**Data items:**
-- Start --

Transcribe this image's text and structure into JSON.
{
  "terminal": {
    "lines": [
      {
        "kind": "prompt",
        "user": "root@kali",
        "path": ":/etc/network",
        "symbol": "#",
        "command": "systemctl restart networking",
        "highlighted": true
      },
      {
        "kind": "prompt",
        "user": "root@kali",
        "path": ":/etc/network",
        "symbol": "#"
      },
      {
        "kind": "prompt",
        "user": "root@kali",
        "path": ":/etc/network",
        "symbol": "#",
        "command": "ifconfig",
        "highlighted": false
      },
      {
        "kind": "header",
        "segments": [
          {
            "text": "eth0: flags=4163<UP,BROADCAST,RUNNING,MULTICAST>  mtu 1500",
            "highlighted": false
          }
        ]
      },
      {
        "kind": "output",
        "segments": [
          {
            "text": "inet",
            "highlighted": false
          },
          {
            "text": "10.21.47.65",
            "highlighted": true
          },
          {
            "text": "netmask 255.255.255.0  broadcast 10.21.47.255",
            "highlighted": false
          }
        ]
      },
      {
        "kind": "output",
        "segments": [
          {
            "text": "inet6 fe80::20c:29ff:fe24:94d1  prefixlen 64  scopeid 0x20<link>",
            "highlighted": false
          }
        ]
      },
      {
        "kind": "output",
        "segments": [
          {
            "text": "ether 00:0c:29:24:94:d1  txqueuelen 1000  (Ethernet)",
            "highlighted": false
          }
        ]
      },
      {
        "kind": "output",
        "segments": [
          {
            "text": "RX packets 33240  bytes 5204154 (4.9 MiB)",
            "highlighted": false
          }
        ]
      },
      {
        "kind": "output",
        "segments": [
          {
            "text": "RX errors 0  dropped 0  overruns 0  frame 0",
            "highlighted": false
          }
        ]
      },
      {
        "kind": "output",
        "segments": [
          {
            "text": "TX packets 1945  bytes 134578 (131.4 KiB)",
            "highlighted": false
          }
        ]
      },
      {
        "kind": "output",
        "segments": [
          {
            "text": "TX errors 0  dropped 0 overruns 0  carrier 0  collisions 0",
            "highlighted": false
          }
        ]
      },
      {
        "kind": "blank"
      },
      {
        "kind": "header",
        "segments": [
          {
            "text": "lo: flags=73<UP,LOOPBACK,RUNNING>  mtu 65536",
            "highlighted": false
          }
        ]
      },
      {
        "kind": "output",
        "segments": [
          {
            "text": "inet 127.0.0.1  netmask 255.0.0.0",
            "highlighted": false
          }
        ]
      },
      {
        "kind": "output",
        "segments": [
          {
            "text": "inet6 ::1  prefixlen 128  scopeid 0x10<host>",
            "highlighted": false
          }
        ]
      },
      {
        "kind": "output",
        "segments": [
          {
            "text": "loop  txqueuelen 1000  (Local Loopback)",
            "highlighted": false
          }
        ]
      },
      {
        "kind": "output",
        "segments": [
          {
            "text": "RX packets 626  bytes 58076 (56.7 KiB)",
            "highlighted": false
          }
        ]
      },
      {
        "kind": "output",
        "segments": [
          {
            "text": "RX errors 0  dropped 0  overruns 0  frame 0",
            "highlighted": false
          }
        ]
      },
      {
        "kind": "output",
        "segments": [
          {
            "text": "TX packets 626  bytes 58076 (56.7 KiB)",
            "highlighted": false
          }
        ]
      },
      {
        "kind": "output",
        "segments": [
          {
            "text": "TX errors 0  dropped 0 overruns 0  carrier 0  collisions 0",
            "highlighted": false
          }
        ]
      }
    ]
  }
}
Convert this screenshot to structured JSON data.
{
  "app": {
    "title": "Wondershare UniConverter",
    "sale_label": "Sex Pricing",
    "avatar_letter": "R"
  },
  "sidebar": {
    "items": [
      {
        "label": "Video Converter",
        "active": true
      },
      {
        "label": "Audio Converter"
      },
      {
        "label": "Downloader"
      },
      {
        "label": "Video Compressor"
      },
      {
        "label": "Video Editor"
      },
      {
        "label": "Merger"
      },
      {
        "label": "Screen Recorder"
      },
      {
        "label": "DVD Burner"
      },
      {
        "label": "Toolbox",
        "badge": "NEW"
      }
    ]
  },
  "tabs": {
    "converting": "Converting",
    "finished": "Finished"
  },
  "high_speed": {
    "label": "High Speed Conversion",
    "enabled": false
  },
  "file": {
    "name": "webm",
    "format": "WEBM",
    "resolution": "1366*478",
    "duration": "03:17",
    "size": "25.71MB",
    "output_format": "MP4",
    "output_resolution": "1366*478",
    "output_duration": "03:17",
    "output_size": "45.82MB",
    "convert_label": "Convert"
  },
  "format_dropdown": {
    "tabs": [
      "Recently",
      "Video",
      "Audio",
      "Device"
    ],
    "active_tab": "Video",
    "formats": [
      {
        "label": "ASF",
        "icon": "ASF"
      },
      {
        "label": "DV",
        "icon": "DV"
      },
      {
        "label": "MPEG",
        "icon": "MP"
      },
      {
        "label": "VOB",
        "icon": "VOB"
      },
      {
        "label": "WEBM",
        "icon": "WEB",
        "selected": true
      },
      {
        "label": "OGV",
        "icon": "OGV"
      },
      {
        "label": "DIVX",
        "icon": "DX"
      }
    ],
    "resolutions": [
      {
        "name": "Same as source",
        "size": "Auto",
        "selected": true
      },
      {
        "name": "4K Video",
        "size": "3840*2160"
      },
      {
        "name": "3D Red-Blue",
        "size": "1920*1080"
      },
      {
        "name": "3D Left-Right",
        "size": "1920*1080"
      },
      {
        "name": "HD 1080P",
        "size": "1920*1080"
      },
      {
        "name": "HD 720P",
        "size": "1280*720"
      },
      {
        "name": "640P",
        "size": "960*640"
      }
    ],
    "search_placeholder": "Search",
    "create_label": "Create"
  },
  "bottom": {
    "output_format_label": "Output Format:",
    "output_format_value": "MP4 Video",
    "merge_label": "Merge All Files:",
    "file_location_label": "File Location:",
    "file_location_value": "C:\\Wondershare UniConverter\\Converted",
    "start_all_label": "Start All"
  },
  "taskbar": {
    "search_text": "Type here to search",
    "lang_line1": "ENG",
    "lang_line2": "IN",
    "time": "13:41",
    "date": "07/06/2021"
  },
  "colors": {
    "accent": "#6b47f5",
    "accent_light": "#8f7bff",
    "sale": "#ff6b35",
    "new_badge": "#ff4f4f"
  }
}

-- End --

**Directions:** Repeat the material above in full, exactly as it stands.

**Completed task:**
Transcribe this image's text and structure into JSON.
{
  "terminal": {
    "lines": [
      {
        "kind": "prompt",
        "user": "root@kali",
        "path": ":/etc/network",
        "symbol": "#",
        "command": "systemctl restart networking",
        "highlighted": true
      },
      {
        "kind": "prompt",
        "user": "root@kali",
        "path": ":/etc/network",
        "symbol": "#"
      },
      {
        "kind": "prompt",
        "user": "root@kali",
        "path": ":/etc/network",
        "symbol": "#",
        "command": "ifconfig",
        "highlighted": false
      },
      {
        "kind": "header",
        "segments": [
          {
            "text": "eth0: flags=4163<UP,BROADCAST,RUNNING,MULTICAST>  mtu 1500",
            "highlighted": false
          }
        ]
      },
      {
        "kind": "output",
        "segments": [
          {
            "text": "inet",
            "highlighted": false
          },
          {
            "text": "10.21.47.65",
            "highlighted": true
          },
          {
            "text": "netmask 255.255.255.0  broadcast 10.21.47.255",
            "highlighted": false
          }
        ]
      },
      {
        "kind": "output",
        "segments": [
          {
            "text": "inet6 fe80::20c:29ff:fe24:94d1  prefixlen 64  scopeid 0x20<link>",
            "highlighted": false
          }
        ]
      },
      {
        "kind": "output",
        "segments": [
          {
            "text": "ether 00:0c:29:24:94:d1  txqueuelen 1000  (Ethernet)",
            "highlighted": false
          }
        ]
      },
      {
        "kind": "output",
        "segments": [
          {
            "text": "RX packets 33240  bytes 5204154 (4.9 MiB)",
            "highlighted": false
          }
        ]
      },
      {
        "kind": "output",
        "segments": [
          {
            "text": "RX errors 0  dropped 0  overruns 0  frame 0",
            "highlighted": false
          }
        ]
      },
      {
        "kind": "output",
        "segments": [
          {
            "text": "TX packets 1945  bytes 134578 (131.4 KiB)",
            "highlighted": false
          }
        ]
      },
      {
        "kind": "output",
        "segments": [
          {
            "text": "TX errors 0  dropped 0 overruns 0  carrier 0  collisions 0",
            "highlighted": false
          }
        ]
      },
      {
        "kind": "blank"
      },
      {
        "kind": "header",
        "segments": [
          {
            "text": "lo: flags=73<UP,LOOPBACK,RUNNING>  mtu 65536",
            "highlighted": false
          }
        ]
      },
      {
        "kind": "output",
        "segments": [
          {
            "text": "inet 127.0.0.1  netmask 255.0.0.0",
            "highlighted": false
          }
        ]
      },
      {
        "kind": "output",
        "segments": [
          {
            "text": "inet6 ::1  prefixlen 128  scopeid 0x10<host>",
            "highlighted": false
          }
        ]
      },
      {
        "kind": "output",
        "segments": [
          {
            "text": "loop  txqueuelen 1000  (Local Loopback)",
            "highlighted": false
          }
        ]
      },
      {
        "kind": "output",
        "segments": [
          {
            "text": "RX packets 626  bytes 58076 (56.7 KiB)",
            "highlighted": false
          }
        ]
      },
      {
        "kind": "output",
        "segments": [
          {
            "text": "RX errors 0  dropped 0  overruns 0  frame 0",
            "highlighted": false
          }
        ]
      },
      {
        "kind": "output",
        "segments": [
          {
            "text": "TX packets 626  bytes 58076 (56.7 KiB)",
            "highlighted": false
          }
        ]
      },
      {
        "kind": "output",
        "segments": [
          {
            "text": "TX errors 0  dropped 0 overruns 0  carrier 0  collisions 0",
            "highlighted": false
          }
        ]
      }
    ]
  }
}
Convert this screenshot to structured JSON data.
{
  "app": {
    "title": "Wondershare UniConverter",
    "sale_label": "Sex Pricing",
    "avatar_letter": "R"
  },
  "sidebar": {
    "items": [
      {
        "label": "Video Converter",
        "active": true
      },
      {
        "label": "Audio Converter"
      },
      {
        "label": "Downloader"
      },
      {
        "label": "Video Compressor"
      },
      {
        "label": "Video Editor"
      },
      {
        "label": "Merger"
      },
      {
        "label": "Screen Recorder"
      },
      {
        "label": "DVD Burner"
      },
      {
        "label": "Toolbox",
        "badge": "NEW"
      }
    ]
  },
  "tabs": {
    "converting": "Converting",
    "finished": "Finished"
  },
  "high_speed": {
    "label": "High Speed Conversion",
    "enabled": false
  },
  "file": {
    "name": "webm",
    "format": "WEBM",
    "resolution": "1366*478",
    "duration": "03:17",
    "size": "25.71MB",
    "output_format": "MP4",
    "output_resolution": "1366*478",
    "output_duration": "03:17",
    "output_size": "45.82MB",
    "convert_label": "Convert"
  },
  "format_dropdown": {
    "tabs": [
      "Recently",
      "Video",
      "Audio",
      "Device"
    ],
    "active_tab": "Video",
    "formats": [
      {
        "label": "ASF",
        "icon": "ASF"
      },
      {
        "label": "DV",
        "icon": "DV"
      },
      {
        "label": "MPEG",
        "icon": "MP"
      },
      {
        "label": "VOB",
        "icon": "VOB"
      },
      {
        "label": "WEBM",
        "icon": "WEB",
        "selected": true
      },
      {
        "label": "OGV",
        "icon": "OGV"
      },
      {
        "label": "DIVX",
        "icon": "DX"
      }
    ],
    "resolutions": [
      {
        "name": "Same as source",
        "size": "Auto",
        "selected": true
      },
      {
        "name": "4K Video",
        "size": "3840*2160"
      },
      {
        "name": "3D Red-Blue",
        "size": "1920*1080"
      },
      {
        "name": "3D Left-Right",
        "size": "1920*1080"
      },
      {
        "name": "HD 1080P",
        "size": "1920*1080"
      },
      {
        "name": "HD 720P",
        "size": "1280*720"
      },
      {
        "name": "640P",
        "size": "960*640"
      }
    ],
    "search_placeholder": "Search",
    "create_label": "Create"
  },
  "bottom": {
    "output_format_label": "Output Format:",
    "output_format_value": "MP4 Video",
    "merge_label": "Merge All Files:",
    "file_location_label": "File Location:",
    "file_location_value": "C:\\Wondershare UniConverter\\Converted",
    "start_all_label": "Start All"
  },
  "taskbar": {
    "search_text": "Type here to search",
    "lang_line1": "ENG",
    "lang_line2": "IN",
    "time": "13:41",
    "date": "07/06/2021"
  },
  "colors": {
    "accent": "#6b47f5",
    "accent_light": "#8f7bff",
    "sale": "#ff6b35",
    "new_badge": "#ff4f4f"
  }
}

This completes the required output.